Items from a figure collection
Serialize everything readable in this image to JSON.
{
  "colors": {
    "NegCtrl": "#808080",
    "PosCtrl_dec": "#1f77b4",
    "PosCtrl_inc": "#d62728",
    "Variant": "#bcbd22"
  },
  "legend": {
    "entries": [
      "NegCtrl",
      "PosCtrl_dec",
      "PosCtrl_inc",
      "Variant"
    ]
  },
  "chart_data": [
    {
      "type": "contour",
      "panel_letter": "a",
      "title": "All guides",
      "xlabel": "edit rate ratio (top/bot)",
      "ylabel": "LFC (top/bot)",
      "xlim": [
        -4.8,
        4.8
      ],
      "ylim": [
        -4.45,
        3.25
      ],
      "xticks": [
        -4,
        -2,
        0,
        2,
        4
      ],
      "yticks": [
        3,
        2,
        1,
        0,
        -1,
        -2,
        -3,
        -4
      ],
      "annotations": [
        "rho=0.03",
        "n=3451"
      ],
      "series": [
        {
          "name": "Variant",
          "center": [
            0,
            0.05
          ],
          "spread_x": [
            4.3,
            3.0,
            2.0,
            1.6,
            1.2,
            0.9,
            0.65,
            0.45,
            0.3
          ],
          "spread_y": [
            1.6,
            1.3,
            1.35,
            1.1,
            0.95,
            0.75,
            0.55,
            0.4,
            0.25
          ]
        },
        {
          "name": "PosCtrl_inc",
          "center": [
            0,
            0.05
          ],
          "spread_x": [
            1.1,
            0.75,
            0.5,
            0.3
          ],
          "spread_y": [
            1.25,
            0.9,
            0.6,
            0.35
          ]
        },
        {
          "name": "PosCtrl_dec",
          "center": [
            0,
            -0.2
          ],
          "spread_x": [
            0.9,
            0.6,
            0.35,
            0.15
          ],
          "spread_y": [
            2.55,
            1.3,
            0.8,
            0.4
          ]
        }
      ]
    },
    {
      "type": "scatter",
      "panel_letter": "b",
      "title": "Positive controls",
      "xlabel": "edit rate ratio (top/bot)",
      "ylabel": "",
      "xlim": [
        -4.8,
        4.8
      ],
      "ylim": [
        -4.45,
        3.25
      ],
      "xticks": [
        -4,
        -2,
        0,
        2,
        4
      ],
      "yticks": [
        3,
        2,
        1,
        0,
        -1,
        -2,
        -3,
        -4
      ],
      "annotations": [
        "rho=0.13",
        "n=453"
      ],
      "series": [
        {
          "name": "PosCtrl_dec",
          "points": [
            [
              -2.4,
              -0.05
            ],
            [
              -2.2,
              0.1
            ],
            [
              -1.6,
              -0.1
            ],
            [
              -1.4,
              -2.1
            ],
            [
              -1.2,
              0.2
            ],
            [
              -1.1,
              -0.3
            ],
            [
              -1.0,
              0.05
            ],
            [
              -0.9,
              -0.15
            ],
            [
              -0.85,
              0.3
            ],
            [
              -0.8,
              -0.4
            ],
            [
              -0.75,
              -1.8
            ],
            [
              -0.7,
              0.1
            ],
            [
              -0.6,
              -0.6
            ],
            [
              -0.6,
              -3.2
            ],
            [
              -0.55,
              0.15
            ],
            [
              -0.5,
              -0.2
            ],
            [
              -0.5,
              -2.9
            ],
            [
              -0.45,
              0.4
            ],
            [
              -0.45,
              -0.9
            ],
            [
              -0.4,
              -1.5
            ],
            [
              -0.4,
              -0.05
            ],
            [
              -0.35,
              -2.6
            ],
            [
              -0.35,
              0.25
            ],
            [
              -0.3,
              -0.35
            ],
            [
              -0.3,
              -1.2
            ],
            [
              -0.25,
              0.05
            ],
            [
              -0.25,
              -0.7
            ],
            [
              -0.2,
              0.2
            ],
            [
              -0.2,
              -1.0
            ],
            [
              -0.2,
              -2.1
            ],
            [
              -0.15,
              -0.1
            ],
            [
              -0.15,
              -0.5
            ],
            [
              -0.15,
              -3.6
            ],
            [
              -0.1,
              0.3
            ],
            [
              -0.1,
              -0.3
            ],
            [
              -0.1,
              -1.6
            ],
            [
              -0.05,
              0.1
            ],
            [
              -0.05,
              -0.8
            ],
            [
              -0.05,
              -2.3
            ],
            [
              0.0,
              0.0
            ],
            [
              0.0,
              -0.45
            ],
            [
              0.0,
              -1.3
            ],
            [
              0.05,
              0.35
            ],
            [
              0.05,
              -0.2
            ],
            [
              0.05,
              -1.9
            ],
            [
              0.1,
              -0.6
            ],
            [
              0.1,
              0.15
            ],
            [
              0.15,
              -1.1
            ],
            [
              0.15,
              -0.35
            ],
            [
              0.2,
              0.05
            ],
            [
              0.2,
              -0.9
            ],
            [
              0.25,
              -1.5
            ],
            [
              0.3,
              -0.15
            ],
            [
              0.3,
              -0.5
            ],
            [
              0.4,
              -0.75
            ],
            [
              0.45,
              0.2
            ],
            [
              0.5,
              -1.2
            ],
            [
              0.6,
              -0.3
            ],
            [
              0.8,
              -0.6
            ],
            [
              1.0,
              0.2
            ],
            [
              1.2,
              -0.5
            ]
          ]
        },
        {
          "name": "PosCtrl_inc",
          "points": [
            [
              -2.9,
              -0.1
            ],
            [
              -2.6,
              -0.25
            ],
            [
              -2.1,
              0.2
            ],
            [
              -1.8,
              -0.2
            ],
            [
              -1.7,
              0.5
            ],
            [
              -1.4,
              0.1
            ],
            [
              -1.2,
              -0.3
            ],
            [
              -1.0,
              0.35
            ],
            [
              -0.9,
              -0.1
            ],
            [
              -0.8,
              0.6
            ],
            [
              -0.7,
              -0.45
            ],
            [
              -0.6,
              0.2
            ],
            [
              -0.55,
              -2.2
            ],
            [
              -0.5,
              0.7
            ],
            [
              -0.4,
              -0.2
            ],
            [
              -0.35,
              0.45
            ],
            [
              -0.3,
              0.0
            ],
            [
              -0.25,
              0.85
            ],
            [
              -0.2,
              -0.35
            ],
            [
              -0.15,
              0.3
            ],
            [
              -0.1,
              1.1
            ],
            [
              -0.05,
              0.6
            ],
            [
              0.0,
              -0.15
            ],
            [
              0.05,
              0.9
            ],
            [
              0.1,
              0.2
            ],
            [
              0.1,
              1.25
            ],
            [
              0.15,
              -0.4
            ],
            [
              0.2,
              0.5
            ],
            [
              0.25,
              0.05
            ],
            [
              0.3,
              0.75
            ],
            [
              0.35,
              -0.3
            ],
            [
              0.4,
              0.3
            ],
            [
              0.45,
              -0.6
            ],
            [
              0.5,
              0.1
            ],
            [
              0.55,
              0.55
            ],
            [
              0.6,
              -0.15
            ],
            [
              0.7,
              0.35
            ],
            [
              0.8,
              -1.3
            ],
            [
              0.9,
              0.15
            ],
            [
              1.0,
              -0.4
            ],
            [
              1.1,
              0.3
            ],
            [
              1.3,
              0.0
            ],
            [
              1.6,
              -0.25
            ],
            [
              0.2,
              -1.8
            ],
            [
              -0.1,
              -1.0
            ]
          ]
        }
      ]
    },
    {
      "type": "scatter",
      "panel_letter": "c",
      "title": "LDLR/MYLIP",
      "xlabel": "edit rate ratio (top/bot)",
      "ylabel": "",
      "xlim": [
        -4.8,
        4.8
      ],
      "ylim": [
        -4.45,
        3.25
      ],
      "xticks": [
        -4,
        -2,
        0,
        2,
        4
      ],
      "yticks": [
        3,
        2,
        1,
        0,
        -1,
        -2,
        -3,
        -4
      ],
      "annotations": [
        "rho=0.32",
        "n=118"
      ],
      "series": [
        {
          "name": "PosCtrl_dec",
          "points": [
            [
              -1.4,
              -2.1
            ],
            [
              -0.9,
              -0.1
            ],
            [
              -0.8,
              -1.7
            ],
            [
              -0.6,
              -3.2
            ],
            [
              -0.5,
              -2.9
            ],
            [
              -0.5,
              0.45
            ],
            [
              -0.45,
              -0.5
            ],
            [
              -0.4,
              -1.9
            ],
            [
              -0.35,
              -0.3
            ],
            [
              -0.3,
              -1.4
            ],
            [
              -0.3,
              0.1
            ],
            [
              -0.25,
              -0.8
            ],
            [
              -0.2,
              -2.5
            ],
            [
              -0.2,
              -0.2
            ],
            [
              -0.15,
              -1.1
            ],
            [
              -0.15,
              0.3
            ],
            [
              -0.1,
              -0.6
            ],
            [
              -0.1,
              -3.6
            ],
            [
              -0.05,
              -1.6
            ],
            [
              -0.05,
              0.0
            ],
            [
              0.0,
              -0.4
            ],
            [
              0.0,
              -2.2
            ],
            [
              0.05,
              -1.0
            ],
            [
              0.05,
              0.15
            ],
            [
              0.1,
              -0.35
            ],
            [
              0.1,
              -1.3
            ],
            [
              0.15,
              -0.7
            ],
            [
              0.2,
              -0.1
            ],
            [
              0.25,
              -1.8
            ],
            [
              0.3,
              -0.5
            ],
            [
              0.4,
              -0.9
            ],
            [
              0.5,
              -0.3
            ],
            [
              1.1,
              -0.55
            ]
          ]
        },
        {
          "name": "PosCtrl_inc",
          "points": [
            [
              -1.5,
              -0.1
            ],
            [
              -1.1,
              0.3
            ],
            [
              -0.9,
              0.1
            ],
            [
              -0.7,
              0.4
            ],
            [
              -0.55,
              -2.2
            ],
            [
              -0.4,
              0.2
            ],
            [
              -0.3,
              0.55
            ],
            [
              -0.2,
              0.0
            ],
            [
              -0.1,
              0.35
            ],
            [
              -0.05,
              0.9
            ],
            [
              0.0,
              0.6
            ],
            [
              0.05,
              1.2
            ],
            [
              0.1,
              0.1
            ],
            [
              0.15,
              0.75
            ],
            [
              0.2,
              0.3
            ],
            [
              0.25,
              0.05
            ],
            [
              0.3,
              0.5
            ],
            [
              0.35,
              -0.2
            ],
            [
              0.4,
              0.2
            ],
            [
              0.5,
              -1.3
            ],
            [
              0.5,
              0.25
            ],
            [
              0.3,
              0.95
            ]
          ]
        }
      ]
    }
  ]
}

▸ Directions for this task
All lines holding the word "Variant" should be picked out and copied.

▸ Written answer
    "Variant": "#bcbd22"
      "Variant"
          "name": "Variant",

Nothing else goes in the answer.